* _Text section_:
Non-Fungible Tokens (NFT) marketplace OpenSea is investigating a “phishing attack”, which according to the company’s CEO, Devin Finzer, is no longer active.
A tweet from Devin Finzer read “We don’t believe it’s connected to the OpenSea website. It appears 32 users thus far have signed a malicious payload from an attacker, and some of their NFTs were stolen”.
NFTs joined the biggest league of digital assets thanks to a surge in the demand for them. NFTs are collectable digital assets that hold value as a form of cryptocurrency and as a form of art or culture. NFTs are unique because they are non-fungible. A fungible asset is something with units that can be readily interchanged – like money; their unique properties cannot be interchanged with something else. Ownership of these assets is recorded on a blockchain — a digital ledger similar to the networks that underpin Bitcoin and other cryptocurrencies.

(Document layout detection data)

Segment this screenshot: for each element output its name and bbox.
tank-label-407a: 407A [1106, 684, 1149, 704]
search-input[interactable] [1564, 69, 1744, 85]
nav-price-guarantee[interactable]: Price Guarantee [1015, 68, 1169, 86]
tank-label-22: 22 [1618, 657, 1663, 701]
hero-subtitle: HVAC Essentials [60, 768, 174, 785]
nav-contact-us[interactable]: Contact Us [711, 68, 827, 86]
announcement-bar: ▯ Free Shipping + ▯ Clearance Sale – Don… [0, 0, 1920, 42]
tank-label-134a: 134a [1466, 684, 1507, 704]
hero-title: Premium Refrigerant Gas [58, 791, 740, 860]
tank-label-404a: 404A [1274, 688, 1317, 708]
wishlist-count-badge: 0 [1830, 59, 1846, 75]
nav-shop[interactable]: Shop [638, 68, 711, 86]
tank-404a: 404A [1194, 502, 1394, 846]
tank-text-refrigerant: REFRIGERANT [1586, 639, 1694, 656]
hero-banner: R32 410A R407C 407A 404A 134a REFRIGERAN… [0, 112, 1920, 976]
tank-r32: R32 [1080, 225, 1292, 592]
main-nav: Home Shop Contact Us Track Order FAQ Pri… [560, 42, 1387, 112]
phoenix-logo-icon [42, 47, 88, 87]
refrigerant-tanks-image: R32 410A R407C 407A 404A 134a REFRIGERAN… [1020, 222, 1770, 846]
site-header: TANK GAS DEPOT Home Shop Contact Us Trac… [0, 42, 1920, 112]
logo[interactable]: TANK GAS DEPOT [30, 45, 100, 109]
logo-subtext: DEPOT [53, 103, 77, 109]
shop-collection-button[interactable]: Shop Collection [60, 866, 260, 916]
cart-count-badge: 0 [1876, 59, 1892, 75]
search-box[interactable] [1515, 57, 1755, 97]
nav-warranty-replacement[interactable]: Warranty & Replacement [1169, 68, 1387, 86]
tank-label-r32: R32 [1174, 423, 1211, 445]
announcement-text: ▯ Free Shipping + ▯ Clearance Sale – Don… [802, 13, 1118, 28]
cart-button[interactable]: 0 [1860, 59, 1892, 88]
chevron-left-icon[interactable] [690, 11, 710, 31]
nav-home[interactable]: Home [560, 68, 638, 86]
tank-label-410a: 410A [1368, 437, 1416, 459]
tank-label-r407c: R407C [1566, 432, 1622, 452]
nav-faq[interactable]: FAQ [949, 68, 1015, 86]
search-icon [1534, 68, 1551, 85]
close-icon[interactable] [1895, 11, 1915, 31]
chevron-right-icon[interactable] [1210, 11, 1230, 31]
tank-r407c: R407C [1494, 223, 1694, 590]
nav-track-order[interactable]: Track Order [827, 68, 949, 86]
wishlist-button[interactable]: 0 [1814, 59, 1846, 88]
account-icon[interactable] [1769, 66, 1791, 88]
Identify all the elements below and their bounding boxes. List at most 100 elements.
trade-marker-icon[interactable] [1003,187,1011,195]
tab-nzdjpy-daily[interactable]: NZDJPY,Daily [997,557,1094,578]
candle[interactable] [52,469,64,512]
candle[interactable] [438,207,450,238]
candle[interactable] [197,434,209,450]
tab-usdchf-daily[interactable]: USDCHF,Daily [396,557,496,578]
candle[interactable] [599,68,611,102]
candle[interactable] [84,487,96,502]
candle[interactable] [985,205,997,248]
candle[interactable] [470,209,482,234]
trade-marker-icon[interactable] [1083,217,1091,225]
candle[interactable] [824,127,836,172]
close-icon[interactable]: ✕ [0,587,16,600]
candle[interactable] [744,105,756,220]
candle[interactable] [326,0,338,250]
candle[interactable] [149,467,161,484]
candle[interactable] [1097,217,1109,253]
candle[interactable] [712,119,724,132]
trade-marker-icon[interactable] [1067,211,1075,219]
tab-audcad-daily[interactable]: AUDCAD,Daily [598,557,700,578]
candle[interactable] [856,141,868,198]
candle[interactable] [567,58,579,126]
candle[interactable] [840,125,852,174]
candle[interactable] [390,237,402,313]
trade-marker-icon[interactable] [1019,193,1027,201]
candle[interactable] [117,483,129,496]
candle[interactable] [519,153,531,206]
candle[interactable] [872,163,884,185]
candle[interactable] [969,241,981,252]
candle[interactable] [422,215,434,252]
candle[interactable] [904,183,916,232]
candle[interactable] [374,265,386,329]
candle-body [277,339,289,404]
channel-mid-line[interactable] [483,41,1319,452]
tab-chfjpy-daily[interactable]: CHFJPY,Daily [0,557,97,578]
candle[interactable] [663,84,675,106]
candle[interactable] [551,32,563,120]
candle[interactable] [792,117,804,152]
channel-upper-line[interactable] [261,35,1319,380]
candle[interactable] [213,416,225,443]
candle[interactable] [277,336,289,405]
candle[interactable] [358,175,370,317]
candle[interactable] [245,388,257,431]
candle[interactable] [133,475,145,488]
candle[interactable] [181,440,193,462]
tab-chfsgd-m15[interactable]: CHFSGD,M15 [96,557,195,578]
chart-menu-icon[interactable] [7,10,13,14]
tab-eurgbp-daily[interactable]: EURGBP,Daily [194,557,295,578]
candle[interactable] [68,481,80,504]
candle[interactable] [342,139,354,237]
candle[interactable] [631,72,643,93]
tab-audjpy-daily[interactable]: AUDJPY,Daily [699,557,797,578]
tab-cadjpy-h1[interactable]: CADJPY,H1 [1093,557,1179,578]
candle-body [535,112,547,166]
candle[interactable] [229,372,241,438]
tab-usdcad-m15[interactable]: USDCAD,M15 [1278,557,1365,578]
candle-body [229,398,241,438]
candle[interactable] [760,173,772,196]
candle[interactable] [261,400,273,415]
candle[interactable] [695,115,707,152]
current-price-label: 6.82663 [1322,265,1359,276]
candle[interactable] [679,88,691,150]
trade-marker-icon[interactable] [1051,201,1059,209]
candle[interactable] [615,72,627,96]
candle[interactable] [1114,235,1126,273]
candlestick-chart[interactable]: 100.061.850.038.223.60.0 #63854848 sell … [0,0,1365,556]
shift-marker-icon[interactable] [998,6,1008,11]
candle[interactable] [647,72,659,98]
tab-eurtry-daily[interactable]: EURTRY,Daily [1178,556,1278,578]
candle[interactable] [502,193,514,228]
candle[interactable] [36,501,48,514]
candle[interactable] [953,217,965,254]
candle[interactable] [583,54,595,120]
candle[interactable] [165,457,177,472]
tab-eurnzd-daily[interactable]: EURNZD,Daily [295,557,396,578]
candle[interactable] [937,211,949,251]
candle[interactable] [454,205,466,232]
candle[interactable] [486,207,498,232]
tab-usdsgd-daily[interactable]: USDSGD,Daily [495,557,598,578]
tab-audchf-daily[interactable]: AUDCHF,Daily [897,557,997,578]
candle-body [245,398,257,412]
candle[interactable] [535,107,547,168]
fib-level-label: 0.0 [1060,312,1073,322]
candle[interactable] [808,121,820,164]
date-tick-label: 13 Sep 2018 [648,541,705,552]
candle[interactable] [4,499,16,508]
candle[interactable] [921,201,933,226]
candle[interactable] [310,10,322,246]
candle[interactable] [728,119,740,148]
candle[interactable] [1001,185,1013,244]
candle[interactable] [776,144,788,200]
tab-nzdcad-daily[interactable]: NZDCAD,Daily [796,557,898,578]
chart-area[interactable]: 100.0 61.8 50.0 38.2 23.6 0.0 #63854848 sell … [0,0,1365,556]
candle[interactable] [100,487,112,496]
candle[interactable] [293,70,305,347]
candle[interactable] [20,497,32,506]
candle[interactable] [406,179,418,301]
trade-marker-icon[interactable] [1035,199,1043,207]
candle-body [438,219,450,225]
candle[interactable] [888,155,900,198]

* _Check your understanding_:
1 > In the OpenSea article, how many users appear so far to have signed a malicious payload from an attacker?
2 > List every company, person, or cryptocurrency that the OpenSea article mentions by name.
3 > Repeat the stretch of the OpenSea article from "NFTs joined the" through "and other cryptocurrencies.".

* _Responses_:
1 > 32 users.

2 > OpenSea, Devin Finzer, Bitcoin

3 >
NFTs joined the biggest league of digital assets thanks to a surge in the demand for them. NFTs are collectable digital assets that hold value as a form of cryptocurrency and as a form of art or culture. NFTs are unique because they are non-fungible. A fungible asset is something with units that can be readily interchanged – like money; their unique properties cannot be interchanged with something else. Ownership of these assets is recorded on a blockchain — a digital ledger similar to the networks that underpin Bitcoin and other cryptocurrencies.